[Begin Stored rows]
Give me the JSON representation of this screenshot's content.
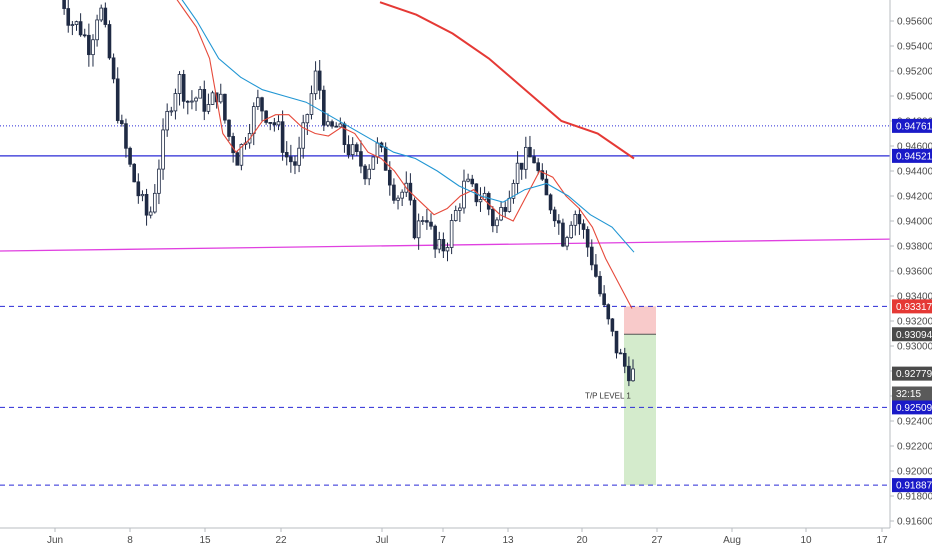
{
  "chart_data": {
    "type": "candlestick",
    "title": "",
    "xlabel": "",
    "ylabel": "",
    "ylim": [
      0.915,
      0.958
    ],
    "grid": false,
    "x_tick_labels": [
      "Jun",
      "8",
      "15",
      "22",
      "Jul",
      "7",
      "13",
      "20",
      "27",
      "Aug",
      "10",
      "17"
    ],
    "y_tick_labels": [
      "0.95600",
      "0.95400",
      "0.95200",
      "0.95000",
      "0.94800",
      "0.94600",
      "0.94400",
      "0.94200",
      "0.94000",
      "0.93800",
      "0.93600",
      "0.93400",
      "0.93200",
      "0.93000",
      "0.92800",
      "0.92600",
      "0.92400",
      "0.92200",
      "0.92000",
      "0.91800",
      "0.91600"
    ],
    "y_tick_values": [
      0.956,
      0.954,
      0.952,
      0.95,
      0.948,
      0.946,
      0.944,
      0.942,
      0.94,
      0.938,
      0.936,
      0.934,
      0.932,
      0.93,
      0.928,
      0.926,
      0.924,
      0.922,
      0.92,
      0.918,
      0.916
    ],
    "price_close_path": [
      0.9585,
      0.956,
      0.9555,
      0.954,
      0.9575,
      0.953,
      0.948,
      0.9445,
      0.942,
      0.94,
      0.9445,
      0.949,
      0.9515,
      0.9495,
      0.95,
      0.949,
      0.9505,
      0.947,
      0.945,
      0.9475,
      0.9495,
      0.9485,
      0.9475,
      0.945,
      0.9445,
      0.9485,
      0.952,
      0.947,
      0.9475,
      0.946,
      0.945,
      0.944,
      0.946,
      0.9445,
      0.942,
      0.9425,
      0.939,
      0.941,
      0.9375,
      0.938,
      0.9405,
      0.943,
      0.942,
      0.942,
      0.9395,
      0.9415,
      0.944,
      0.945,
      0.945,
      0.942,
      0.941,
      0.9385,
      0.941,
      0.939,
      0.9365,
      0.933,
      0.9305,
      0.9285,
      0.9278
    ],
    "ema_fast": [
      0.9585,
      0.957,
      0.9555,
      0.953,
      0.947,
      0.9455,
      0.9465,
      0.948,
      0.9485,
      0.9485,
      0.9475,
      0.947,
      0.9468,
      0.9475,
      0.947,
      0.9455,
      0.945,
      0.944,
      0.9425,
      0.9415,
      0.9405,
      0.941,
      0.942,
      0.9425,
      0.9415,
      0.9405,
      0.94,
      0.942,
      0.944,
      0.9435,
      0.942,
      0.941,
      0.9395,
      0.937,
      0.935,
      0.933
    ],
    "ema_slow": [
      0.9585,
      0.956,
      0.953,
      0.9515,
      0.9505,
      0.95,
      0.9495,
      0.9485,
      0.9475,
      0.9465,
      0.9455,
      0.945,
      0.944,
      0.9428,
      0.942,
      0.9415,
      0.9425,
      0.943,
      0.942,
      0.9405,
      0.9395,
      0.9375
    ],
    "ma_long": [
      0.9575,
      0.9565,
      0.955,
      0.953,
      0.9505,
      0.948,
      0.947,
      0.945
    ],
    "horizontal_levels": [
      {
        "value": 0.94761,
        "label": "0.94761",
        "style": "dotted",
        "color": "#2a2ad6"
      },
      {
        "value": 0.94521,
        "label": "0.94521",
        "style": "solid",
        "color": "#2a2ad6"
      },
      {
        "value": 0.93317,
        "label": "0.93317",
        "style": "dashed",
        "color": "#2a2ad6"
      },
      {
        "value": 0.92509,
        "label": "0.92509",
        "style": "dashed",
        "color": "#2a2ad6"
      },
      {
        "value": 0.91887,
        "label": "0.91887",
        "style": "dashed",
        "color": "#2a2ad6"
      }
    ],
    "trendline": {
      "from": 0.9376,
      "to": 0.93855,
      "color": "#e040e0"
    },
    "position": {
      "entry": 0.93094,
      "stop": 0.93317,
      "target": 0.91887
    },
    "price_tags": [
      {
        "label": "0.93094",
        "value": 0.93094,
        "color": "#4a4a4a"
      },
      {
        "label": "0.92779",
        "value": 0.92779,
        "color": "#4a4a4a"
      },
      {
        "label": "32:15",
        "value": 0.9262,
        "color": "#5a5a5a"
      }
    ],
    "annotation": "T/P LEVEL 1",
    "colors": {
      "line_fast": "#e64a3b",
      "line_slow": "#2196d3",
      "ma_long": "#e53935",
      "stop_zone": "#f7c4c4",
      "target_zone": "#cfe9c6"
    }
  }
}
[End Stored rows]
> **Exercise description**
Transcribe every entry above exactly. Omit all pictures.

> **Solution to the exercise**
Give me the JSON representation of this screenshot's content.
{
  "chart_data": {
    "type": "candlestick",
    "title": "",
    "xlabel": "",
    "ylabel": "",
    "ylim": [
      0.915,
      0.958
    ],
    "grid": false,
    "x_tick_labels": [
      "Jun",
      "8",
      "15",
      "22",
      "Jul",
      "7",
      "13",
      "20",
      "27",
      "Aug",
      "10",
      "17"
    ],
    "y_tick_labels": [
      "0.95600",
      "0.95400",
      "0.95200",
      "0.95000",
      "0.94800",
      "0.94600",
      "0.94400",
      "0.94200",
      "0.94000",
      "0.93800",
      "0.93600",
      "0.93400",
      "0.93200",
      "0.93000",
      "0.92800",
      "0.92600",
      "0.92400",
      "0.92200",
      "0.92000",
      "0.91800",
      "0.91600"
    ],
    "y_tick_values": [
      0.956,
      0.954,
      0.952,
      0.95,
      0.948,
      0.946,
      0.944,
      0.942,
      0.94,
      0.938,
      0.936,
      0.934,
      0.932,
      0.93,
      0.928,
      0.926,
      0.924,
      0.922,
      0.92,
      0.918,
      0.916
    ],
    "price_close_path": [
      0.9585,
      0.956,
      0.9555,
      0.954,
      0.9575,
      0.953,
      0.948,
      0.9445,
      0.942,
      0.94,
      0.9445,
      0.949,
      0.9515,
      0.9495,
      0.95,
      0.949,
      0.9505,
      0.947,
      0.945,
      0.9475,
      0.9495,
      0.9485,
      0.9475,
      0.945,
      0.9445,
      0.9485,
      0.952,
      0.947,
      0.9475,
      0.946,
      0.945,
      0.944,
      0.946,
      0.9445,
      0.942,
      0.9425,
      0.939,
      0.941,
      0.9375,
      0.938,
      0.9405,
      0.943,
      0.942,
      0.942,
      0.9395,
      0.9415,
      0.944,
      0.945,
      0.945,
      0.942,
      0.941,
      0.9385,
      0.941,
      0.939,
      0.9365,
      0.933,
      0.9305,
      0.9285,
      0.9278
    ],
    "ema_fast": [
      0.9585,
      0.957,
      0.9555,
      0.953,
      0.947,
      0.9455,
      0.9465,
      0.948,
      0.9485,
      0.9485,
      0.9475,
      0.947,
      0.9468,
      0.9475,
      0.947,
      0.9455,
      0.945,
      0.944,
      0.9425,
      0.9415,
      0.9405,
      0.941,
      0.942,
      0.9425,
      0.9415,
      0.9405,
      0.94,
      0.942,
      0.944,
      0.9435,
      0.942,
      0.941,
      0.9395,
      0.937,
      0.935,
      0.933
    ],
    "ema_slow": [
      0.9585,
      0.956,
      0.953,
      0.9515,
      0.9505,
      0.95,
      0.9495,
      0.9485,
      0.9475,
      0.9465,
      0.9455,
      0.945,
      0.944,
      0.9428,
      0.942,
      0.9415,
      0.9425,
      0.943,
      0.942,
      0.9405,
      0.9395,
      0.9375
    ],
    "ma_long": [
      0.9575,
      0.9565,
      0.955,
      0.953,
      0.9505,
      0.948,
      0.947,
      0.945
    ],
    "horizontal_levels": [
      {
        "value": 0.94761,
        "label": "0.94761",
        "style": "dotted",
        "color": "#2a2ad6"
      },
      {
        "value": 0.94521,
        "label": "0.94521",
        "style": "solid",
        "color": "#2a2ad6"
      },
      {
        "value": 0.93317,
        "label": "0.93317",
        "style": "dashed",
        "color": "#2a2ad6"
      },
      {
        "value": 0.92509,
        "label": "0.92509",
        "style": "dashed",
        "color": "#2a2ad6"
      },
      {
        "value": 0.91887,
        "label": "0.91887",
        "style": "dashed",
        "color": "#2a2ad6"
      }
    ],
    "trendline": {
      "from": 0.9376,
      "to": 0.93855,
      "color": "#e040e0"
    },
    "position": {
      "entry": 0.93094,
      "stop": 0.93317,
      "target": 0.91887
    },
    "price_tags": [
      {
        "label": "0.93094",
        "value": 0.93094,
        "color": "#4a4a4a"
      },
      {
        "label": "0.92779",
        "value": 0.92779,
        "color": "#4a4a4a"
      },
      {
        "label": "32:15",
        "value": 0.9262,
        "color": "#5a5a5a"
      }
    ],
    "annotation": "T/P LEVEL 1",
    "colors": {
      "line_fast": "#e64a3b",
      "line_slow": "#2196d3",
      "ma_long": "#e53935",
      "stop_zone": "#f7c4c4",
      "target_zone": "#cfe9c6"
    }
  }
}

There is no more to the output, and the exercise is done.